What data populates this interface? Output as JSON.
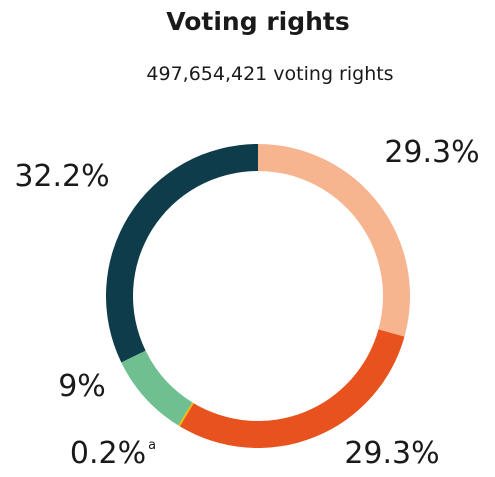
{
  "chart_data": {
    "type": "pie",
    "donut": true,
    "title": "Voting rights",
    "subtitle": "497,654,421 voting rights",
    "categories": [
      null,
      null,
      null,
      null,
      null
    ],
    "values": [
      29.3,
      29.3,
      0.2,
      9,
      32.2
    ],
    "value_labels": [
      "29.3%",
      "29.3%",
      "0.2%",
      "9%",
      "32.2%"
    ],
    "colors": [
      "#f6b48f",
      "#e8521f",
      "#f2b705",
      "#6fbf90",
      "#0e3c4b"
    ],
    "annotations": [
      {
        "text": "a"
      }
    ]
  }
}
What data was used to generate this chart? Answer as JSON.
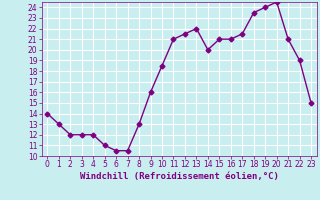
{
  "x": [
    0,
    1,
    2,
    3,
    4,
    5,
    6,
    7,
    8,
    9,
    10,
    11,
    12,
    13,
    14,
    15,
    16,
    17,
    18,
    19,
    20,
    21,
    22,
    23
  ],
  "y": [
    14,
    13,
    12,
    12,
    12,
    11,
    10.5,
    10.5,
    13,
    16,
    18.5,
    21,
    21.5,
    22,
    20,
    21,
    21,
    21.5,
    23.5,
    24,
    24.5,
    21,
    19,
    15
  ],
  "line_color": "#800080",
  "marker_color": "#800080",
  "bg_color": "#c8eef0",
  "grid_color": "#ffffff",
  "xlabel": "Windchill (Refroidissement éolien,°C)",
  "xlabel_color": "#800080",
  "xlim": [
    -0.5,
    23.5
  ],
  "ylim": [
    10,
    24.5
  ],
  "yticks": [
    10,
    11,
    12,
    13,
    14,
    15,
    16,
    17,
    18,
    19,
    20,
    21,
    22,
    23,
    24
  ],
  "xticks": [
    0,
    1,
    2,
    3,
    4,
    5,
    6,
    7,
    8,
    9,
    10,
    11,
    12,
    13,
    14,
    15,
    16,
    17,
    18,
    19,
    20,
    21,
    22,
    23
  ],
  "tick_fontsize": 5.5,
  "xlabel_fontsize": 6.5,
  "linewidth": 1.0,
  "markersize": 2.5
}
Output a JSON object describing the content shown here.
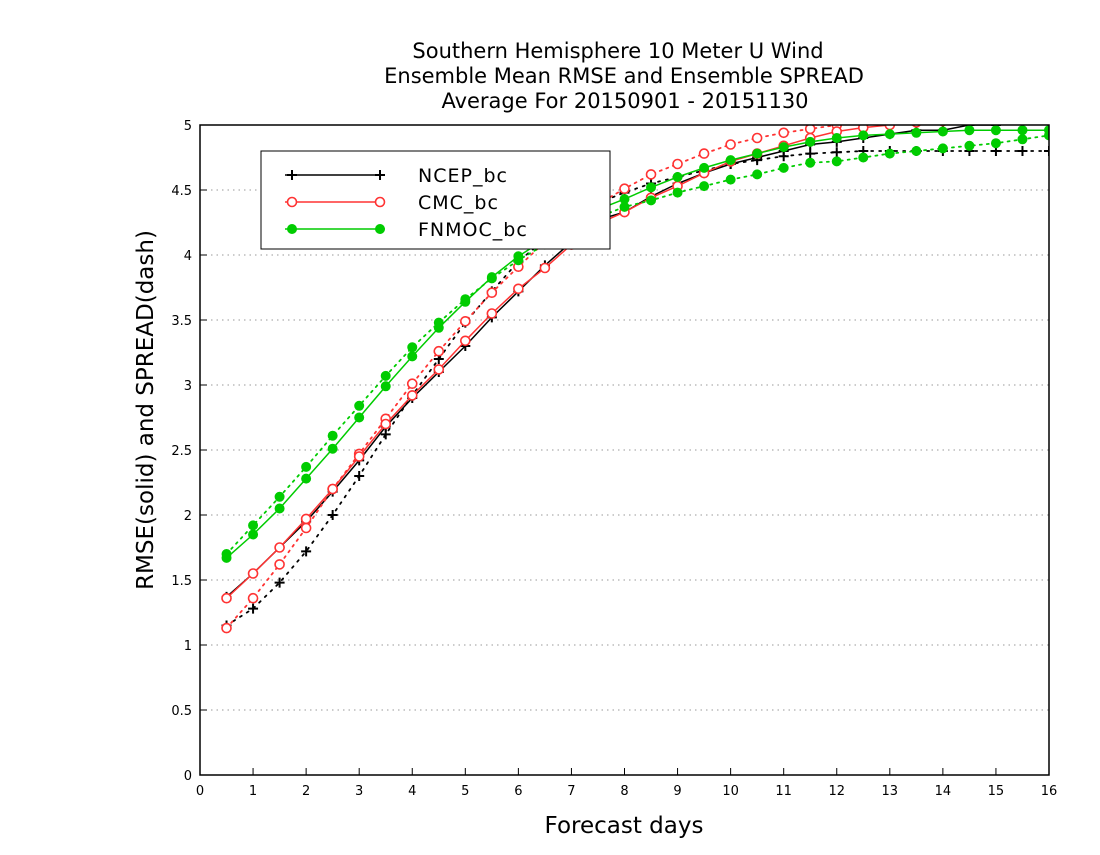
{
  "chart_data": {
    "type": "line",
    "title_lines": [
      "Southern Hemisphere 10 Meter U Wind",
      "Ensemble Mean RMSE and Ensemble SPREAD",
      "Average For 20150901 - 20151130"
    ],
    "xlabel": "Forecast days",
    "ylabel": "RMSE(solid) and SPREAD(dash)",
    "xlim": [
      0,
      16
    ],
    "ylim": [
      0,
      5
    ],
    "xticks": [
      "0",
      "1",
      "2",
      "3",
      "4",
      "5",
      "6",
      "7",
      "8",
      "9",
      "10",
      "11",
      "12",
      "13",
      "14",
      "15",
      "16"
    ],
    "yticks": [
      "0",
      "0.5",
      "1",
      "1.5",
      "2",
      "2.5",
      "3",
      "3.5",
      "4",
      "4.5",
      "5"
    ],
    "grid": "horizontal dotted",
    "legend_placement": "top-left",
    "x": [
      0.5,
      1,
      1.5,
      2,
      2.5,
      3,
      3.5,
      4,
      4.5,
      5,
      5.5,
      6,
      6.5,
      7,
      7.5,
      8,
      8.5,
      9,
      9.5,
      10,
      10.5,
      11,
      11.5,
      12,
      12.5,
      13,
      13.5,
      14,
      14.5,
      15,
      15.5,
      16
    ],
    "series": [
      {
        "name": "NCEP_bc",
        "color": "#000000",
        "marker": "plus",
        "rmse": [
          1.37,
          1.55,
          1.75,
          1.95,
          2.18,
          2.42,
          2.68,
          2.9,
          3.1,
          3.3,
          3.52,
          3.72,
          3.92,
          4.1,
          4.27,
          4.33,
          4.45,
          4.55,
          4.63,
          4.7,
          4.75,
          4.8,
          4.85,
          4.87,
          4.9,
          4.93,
          4.96,
          4.96,
          5.0,
          5.0,
          5.02,
          5.03
        ],
        "spread": [
          1.15,
          1.28,
          1.48,
          1.72,
          2.0,
          2.3,
          2.62,
          2.92,
          3.2,
          3.48,
          3.72,
          3.95,
          4.12,
          4.27,
          4.4,
          4.48,
          4.55,
          4.6,
          4.65,
          4.7,
          4.73,
          4.76,
          4.78,
          4.79,
          4.8,
          4.8,
          4.8,
          4.8,
          4.8,
          4.8,
          4.8,
          4.8
        ]
      },
      {
        "name": "CMC_bc",
        "color": "#ff3333",
        "marker": "open-circle",
        "rmse": [
          1.36,
          1.55,
          1.75,
          1.97,
          2.2,
          2.45,
          2.7,
          2.92,
          3.12,
          3.34,
          3.55,
          3.74,
          3.9,
          4.08,
          4.24,
          4.33,
          4.44,
          4.53,
          4.63,
          4.72,
          4.78,
          4.84,
          4.9,
          4.95,
          4.98,
          5.0,
          5.02,
          5.03,
          5.04,
          5.05,
          5.05,
          5.05
        ],
        "spread": [
          1.13,
          1.36,
          1.62,
          1.9,
          2.2,
          2.47,
          2.74,
          3.01,
          3.26,
          3.49,
          3.71,
          3.91,
          4.1,
          4.26,
          4.39,
          4.51,
          4.62,
          4.7,
          4.78,
          4.85,
          4.9,
          4.94,
          4.97,
          5.0,
          5.02,
          5.03,
          5.04,
          5.05,
          5.05,
          5.05,
          5.05,
          5.05
        ]
      },
      {
        "name": "FNMOC_bc",
        "color": "#00cc00",
        "marker": "filled-circle",
        "rmse": [
          1.67,
          1.85,
          2.05,
          2.28,
          2.51,
          2.75,
          2.99,
          3.22,
          3.44,
          3.64,
          3.83,
          3.99,
          4.12,
          4.24,
          4.35,
          4.43,
          4.52,
          4.6,
          4.67,
          4.73,
          4.78,
          4.83,
          4.87,
          4.9,
          4.92,
          4.93,
          4.94,
          4.95,
          4.96,
          4.96,
          4.96,
          4.96
        ],
        "spread": [
          1.7,
          1.92,
          2.14,
          2.37,
          2.61,
          2.84,
          3.07,
          3.29,
          3.48,
          3.66,
          3.82,
          3.96,
          4.08,
          4.19,
          4.29,
          4.37,
          4.42,
          4.48,
          4.53,
          4.58,
          4.62,
          4.67,
          4.71,
          4.72,
          4.75,
          4.78,
          4.8,
          4.82,
          4.84,
          4.86,
          4.89,
          4.92
        ]
      }
    ]
  }
}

### TASK:
Repeat the material above word for word and skip every image in it.

### EXERCISE RESPONSE:
What data populates this interface? Output as JSON.
{
  "chart_data": {
    "type": "pie",
    "donut": true,
    "title": "Voting rights",
    "subtitle": "497,654,421 voting rights",
    "categories": [
      null,
      null,
      null,
      null,
      null
    ],
    "values": [
      29.3,
      29.3,
      0.2,
      9,
      32.2
    ],
    "value_labels": [
      "29.3%",
      "29.3%",
      "0.2%",
      "9%",
      "32.2%"
    ],
    "colors": [
      "#f6b48f",
      "#e8521f",
      "#f2b705",
      "#6fbf90",
      "#0e3c4b"
    ],
    "annotations": [
      {
        "text": "a"
      }
    ]
  }
}
What data was used to generate this chart? Answer as JSON.
{
  "x": [
    0,
    1,
    2,
    3,
    4,
    5,
    6,
    7,
    8,
    9,
    10,
    11,
    12,
    13,
    14,
    15,
    16,
    17,
    18,
    19,
    20,
    21,
    22,
    23
  ],
  "y": [
    14,
    13,
    12,
    12,
    12,
    11,
    10.5,
    10.5,
    13,
    16,
    18.5,
    21,
    21.5,
    22,
    20,
    21,
    21,
    21.5,
    23.5,
    24,
    24.5,
    21,
    19,
    15
  ],
  "line_color": "#800080",
  "marker_color": "#800080",
  "bg_color": "#c8eef0",
  "grid_color": "#ffffff",
  "xlabel": "Windchill (Refroidissement éolien,°C)",
  "xlabel_color": "#800080",
  "xlim": [
    -0.5,
    23.5
  ],
  "ylim": [
    10,
    24.5
  ],
  "yticks": [
    10,
    11,
    12,
    13,
    14,
    15,
    16,
    17,
    18,
    19,
    20,
    21,
    22,
    23,
    24
  ],
  "xticks": [
    0,
    1,
    2,
    3,
    4,
    5,
    6,
    7,
    8,
    9,
    10,
    11,
    12,
    13,
    14,
    15,
    16,
    17,
    18,
    19,
    20,
    21,
    22,
    23
  ],
  "tick_fontsize": 5.5,
  "xlabel_fontsize": 6.5,
  "linewidth": 1.0,
  "markersize": 2.5
}
Output a JSON object describing the content shown here.
{
  "chart_data": {
    "type": "line",
    "title_lines": [
      "Southern Hemisphere 10 Meter U Wind",
      "Ensemble Mean RMSE and Ensemble SPREAD",
      "Average For 20150901 - 20151130"
    ],
    "xlabel": "Forecast days",
    "ylabel": "RMSE(solid) and SPREAD(dash)",
    "xlim": [
      0,
      16
    ],
    "ylim": [
      0,
      5
    ],
    "xticks": [
      "0",
      "1",
      "2",
      "3",
      "4",
      "5",
      "6",
      "7",
      "8",
      "9",
      "10",
      "11",
      "12",
      "13",
      "14",
      "15",
      "16"
    ],
    "yticks": [
      "0",
      "0.5",
      "1",
      "1.5",
      "2",
      "2.5",
      "3",
      "3.5",
      "4",
      "4.5",
      "5"
    ],
    "grid": "horizontal dotted",
    "legend_placement": "top-left",
    "x": [
      0.5,
      1,
      1.5,
      2,
      2.5,
      3,
      3.5,
      4,
      4.5,
      5,
      5.5,
      6,
      6.5,
      7,
      7.5,
      8,
      8.5,
      9,
      9.5,
      10,
      10.5,
      11,
      11.5,
      12,
      12.5,
      13,
      13.5,
      14,
      14.5,
      15,
      15.5,
      16
    ],
    "series": [
      {
        "name": "NCEP_bc",
        "color": "#000000",
        "marker": "plus",
        "rmse": [
          1.37,
          1.55,
          1.75,
          1.95,
          2.18,
          2.42,
          2.68,
          2.9,
          3.1,
          3.3,
          3.52,
          3.72,
          3.92,
          4.1,
          4.27,
          4.33,
          4.45,
          4.55,
          4.63,
          4.7,
          4.75,
          4.8,
          4.85,
          4.87,
          4.9,
          4.93,
          4.96,
          4.96,
          5.0,
          5.0,
          5.02,
          5.03
        ],
        "spread": [
          1.15,
          1.28,
          1.48,
          1.72,
          2.0,
          2.3,
          2.62,
          2.92,
          3.2,
          3.48,
          3.72,
          3.95,
          4.12,
          4.27,
          4.4,
          4.48,
          4.55,
          4.6,
          4.65,
          4.7,
          4.73,
          4.76,
          4.78,
          4.79,
          4.8,
          4.8,
          4.8,
          4.8,
          4.8,
          4.8,
          4.8,
          4.8
        ]
      },
      {
        "name": "CMC_bc",
        "color": "#ff3333",
        "marker": "open-circle",
        "rmse": [
          1.36,
          1.55,
          1.75,
          1.97,
          2.2,
          2.45,
          2.7,
          2.92,
          3.12,
          3.34,
          3.55,
          3.74,
          3.9,
          4.08,
          4.24,
          4.33,
          4.44,
          4.53,
          4.63,
          4.72,
          4.78,
          4.84,
          4.9,
          4.95,
          4.98,
          5.0,
          5.02,
          5.03,
          5.04,
          5.05,
          5.05,
          5.05
        ],
        "spread": [
          1.13,
          1.36,
          1.62,
          1.9,
          2.2,
          2.47,
          2.74,
          3.01,
          3.26,
          3.49,
          3.71,
          3.91,
          4.1,
          4.26,
          4.39,
          4.51,
          4.62,
          4.7,
          4.78,
          4.85,
          4.9,
          4.94,
          4.97,
          5.0,
          5.02,
          5.03,
          5.04,
          5.05,
          5.05,
          5.05,
          5.05,
          5.05
        ]
      },
      {
        "name": "FNMOC_bc",
        "color": "#00cc00",
        "marker": "filled-circle",
        "rmse": [
          1.67,
          1.85,
          2.05,
          2.28,
          2.51,
          2.75,
          2.99,
          3.22,
          3.44,
          3.64,
          3.83,
          3.99,
          4.12,
          4.24,
          4.35,
          4.43,
          4.52,
          4.6,
          4.67,
          4.73,
          4.78,
          4.83,
          4.87,
          4.9,
          4.92,
          4.93,
          4.94,
          4.95,
          4.96,
          4.96,
          4.96,
          4.96
        ],
        "spread": [
          1.7,
          1.92,
          2.14,
          2.37,
          2.61,
          2.84,
          3.07,
          3.29,
          3.48,
          3.66,
          3.82,
          3.96,
          4.08,
          4.19,
          4.29,
          4.37,
          4.42,
          4.48,
          4.53,
          4.58,
          4.62,
          4.67,
          4.71,
          4.72,
          4.75,
          4.78,
          4.8,
          4.82,
          4.84,
          4.86,
          4.89,
          4.92
        ]
      }
    ]
  }
}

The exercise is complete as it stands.